*TASK TO COMPLETE:* Return the complete listing that follows, with each line reproduced exactly.

*TASK INPUTS:*

==========

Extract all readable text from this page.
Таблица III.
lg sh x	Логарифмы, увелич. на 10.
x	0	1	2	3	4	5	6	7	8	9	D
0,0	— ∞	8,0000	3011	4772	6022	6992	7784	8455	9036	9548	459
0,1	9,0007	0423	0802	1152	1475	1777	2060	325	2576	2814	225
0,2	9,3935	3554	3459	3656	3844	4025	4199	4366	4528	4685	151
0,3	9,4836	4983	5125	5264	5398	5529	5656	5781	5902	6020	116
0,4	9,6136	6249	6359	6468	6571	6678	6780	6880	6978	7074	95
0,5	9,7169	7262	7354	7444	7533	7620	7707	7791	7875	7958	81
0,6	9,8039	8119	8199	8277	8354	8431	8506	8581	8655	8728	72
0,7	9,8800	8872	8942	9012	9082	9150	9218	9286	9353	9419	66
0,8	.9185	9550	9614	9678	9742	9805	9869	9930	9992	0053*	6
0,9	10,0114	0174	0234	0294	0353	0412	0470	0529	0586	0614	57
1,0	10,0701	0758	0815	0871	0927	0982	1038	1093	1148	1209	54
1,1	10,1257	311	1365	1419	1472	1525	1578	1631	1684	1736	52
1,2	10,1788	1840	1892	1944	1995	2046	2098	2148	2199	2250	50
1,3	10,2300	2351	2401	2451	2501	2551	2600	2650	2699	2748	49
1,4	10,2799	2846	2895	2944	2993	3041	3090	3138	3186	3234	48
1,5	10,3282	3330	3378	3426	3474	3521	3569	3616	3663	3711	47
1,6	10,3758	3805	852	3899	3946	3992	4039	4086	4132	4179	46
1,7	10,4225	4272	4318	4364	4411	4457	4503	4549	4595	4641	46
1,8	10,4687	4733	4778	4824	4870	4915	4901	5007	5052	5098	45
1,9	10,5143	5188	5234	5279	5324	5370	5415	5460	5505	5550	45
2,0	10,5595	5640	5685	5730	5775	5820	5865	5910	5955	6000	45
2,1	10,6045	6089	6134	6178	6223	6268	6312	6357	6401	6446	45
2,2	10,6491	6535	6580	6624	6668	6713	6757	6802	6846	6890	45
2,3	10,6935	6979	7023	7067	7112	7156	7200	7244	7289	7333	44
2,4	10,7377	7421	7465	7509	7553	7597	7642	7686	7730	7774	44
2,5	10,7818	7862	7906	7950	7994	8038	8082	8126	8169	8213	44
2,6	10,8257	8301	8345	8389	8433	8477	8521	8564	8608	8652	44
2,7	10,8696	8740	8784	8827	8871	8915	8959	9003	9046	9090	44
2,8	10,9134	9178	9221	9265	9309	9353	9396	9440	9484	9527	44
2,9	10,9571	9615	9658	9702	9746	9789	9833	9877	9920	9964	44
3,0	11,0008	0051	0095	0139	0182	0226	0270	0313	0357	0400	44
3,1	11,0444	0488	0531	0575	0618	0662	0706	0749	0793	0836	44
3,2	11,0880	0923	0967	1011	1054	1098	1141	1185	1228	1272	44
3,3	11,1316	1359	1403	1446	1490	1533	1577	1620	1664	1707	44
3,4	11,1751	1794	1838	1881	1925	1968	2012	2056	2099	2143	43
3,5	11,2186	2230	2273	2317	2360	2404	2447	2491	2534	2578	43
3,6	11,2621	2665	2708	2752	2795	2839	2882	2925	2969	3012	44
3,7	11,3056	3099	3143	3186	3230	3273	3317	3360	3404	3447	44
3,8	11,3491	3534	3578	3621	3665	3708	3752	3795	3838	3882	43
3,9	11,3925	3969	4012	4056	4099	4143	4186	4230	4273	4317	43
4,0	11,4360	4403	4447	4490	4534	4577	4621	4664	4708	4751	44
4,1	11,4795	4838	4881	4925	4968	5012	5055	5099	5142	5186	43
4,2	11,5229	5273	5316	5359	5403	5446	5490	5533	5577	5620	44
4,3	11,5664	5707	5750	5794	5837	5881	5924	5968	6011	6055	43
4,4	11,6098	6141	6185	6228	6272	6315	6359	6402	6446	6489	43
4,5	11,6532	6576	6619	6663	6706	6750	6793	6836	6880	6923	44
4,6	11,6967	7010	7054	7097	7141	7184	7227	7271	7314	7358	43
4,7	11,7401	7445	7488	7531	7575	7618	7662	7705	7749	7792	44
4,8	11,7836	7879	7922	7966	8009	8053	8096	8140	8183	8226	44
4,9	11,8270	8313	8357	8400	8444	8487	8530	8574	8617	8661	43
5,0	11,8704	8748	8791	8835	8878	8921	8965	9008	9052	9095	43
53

==========

*ANSWER FOR THE TASK:*
Extract all readable text from this page.
Таблица III.
lg sh x	Логарифмы, увелич. на 10.
x	0	1	2	3	4	5	6	7	8	9	D
0,0	— ∞	8,0000	3011	4772	6022	6992	7784	8455	9036	9548	459
0,1	9,0007	0423	0802	1152	1475	1777	2060	325	2576	2814	225
0,2	9,3935	3554	3459	3656	3844	4025	4199	4366	4528	4685	151
0,3	9,4836	4983	5125	5264	5398	5529	5656	5781	5902	6020	116
0,4	9,6136	6249	6359	6468	6571	6678	6780	6880	6978	7074	95
0,5	9,7169	7262	7354	7444	7533	7620	7707	7791	7875	7958	81
0,6	9,8039	8119	8199	8277	8354	8431	8506	8581	8655	8728	72
0,7	9,8800	8872	8942	9012	9082	9150	9218	9286	9353	9419	66
0,8	.9185	9550	9614	9678	9742	9805	9869	9930	9992	0053*	6
0,9	10,0114	0174	0234	0294	0353	0412	0470	0529	0586	0614	57
1,0	10,0701	0758	0815	0871	0927	0982	1038	1093	1148	1209	54
1,1	10,1257	311	1365	1419	1472	1525	1578	1631	1684	1736	52
1,2	10,1788	1840	1892	1944	1995	2046	2098	2148	2199	2250	50
1,3	10,2300	2351	2401	2451	2501	2551	2600	2650	2699	2748	49
1,4	10,2799	2846	2895	2944	2993	3041	3090	3138	3186	3234	48
1,5	10,3282	3330	3378	3426	3474	3521	3569	3616	3663	3711	47
1,6	10,3758	3805	852	3899	3946	3992	4039	4086	4132	4179	46
1,7	10,4225	4272	4318	4364	4411	4457	4503	4549	4595	4641	46
1,8	10,4687	4733	4778	4824	4870	4915	4901	5007	5052	5098	45
1,9	10,5143	5188	5234	5279	5324	5370	5415	5460	5505	5550	45
2,0	10,5595	5640	5685	5730	5775	5820	5865	5910	5955	6000	45
2,1	10,6045	6089	6134	6178	6223	6268	6312	6357	6401	6446	45
2,2	10,6491	6535	6580	6624	6668	6713	6757	6802	6846	6890	45
2,3	10,6935	6979	7023	7067	7112	7156	7200	7244	7289	7333	44
2,4	10,7377	7421	7465	7509	7553	7597	7642	7686	7730	7774	44
2,5	10,7818	7862	7906	7950	7994	8038	8082	8126	8169	8213	44
2,6	10,8257	8301	8345	8389	8433	8477	8521	8564	8608	8652	44
2,7	10,8696	8740	8784	8827	8871	8915	8959	9003	9046	9090	44
2,8	10,9134	9178	9221	9265	9309	9353	9396	9440	9484	9527	44
2,9	10,9571	9615	9658	9702	9746	9789	9833	9877	9920	9964	44
3,0	11,0008	0051	0095	0139	0182	0226	0270	0313	0357	0400	44
3,1	11,0444	0488	0531	0575	0618	0662	0706	0749	0793	0836	44
3,2	11,0880	0923	0967	1011	1054	1098	1141	1185	1228	1272	44
3,3	11,1316	1359	1403	1446	1490	1533	1577	1620	1664	1707	44
3,4	11,1751	1794	1838	1881	1925	1968	2012	2056	2099	2143	43
3,5	11,2186	2230	2273	2317	2360	2404	2447	2491	2534	2578	43
3,6	11,2621	2665	2708	2752	2795	2839	2882	2925	2969	3012	44
3,7	11,3056	3099	3143	3186	3230	3273	3317	3360	3404	3447	44
3,8	11,3491	3534	3578	3621	3665	3708	3752	3795	3838	3882	43
3,9	11,3925	3969	4012	4056	4099	4143	4186	4230	4273	4317	43
4,0	11,4360	4403	4447	4490	4534	4577	4621	4664	4708	4751	44
4,1	11,4795	4838	4881	4925	4968	5012	5055	5099	5142	5186	43
4,2	11,5229	5273	5316	5359	5403	5446	5490	5533	5577	5620	44
4,3	11,5664	5707	5750	5794	5837	5881	5924	5968	6011	6055	43
4,4	11,6098	6141	6185	6228	6272	6315	6359	6402	6446	6489	43
4,5	11,6532	6576	6619	6663	6706	6750	6793	6836	6880	6923	44
4,6	11,6967	7010	7054	7097	7141	7184	7227	7271	7314	7358	43
4,7	11,7401	7445	7488	7531	7575	7618	7662	7705	7749	7792	44
4,8	11,7836	7879	7922	7966	8009	8053	8096	8140	8183	8226	44
4,9	11,8270	8313	8357	8400	8444	8487	8530	8574	8617	8661	43
5,0	11,8704	8748	8791	8835	8878	8921	8965	9008	9052	9095	43
53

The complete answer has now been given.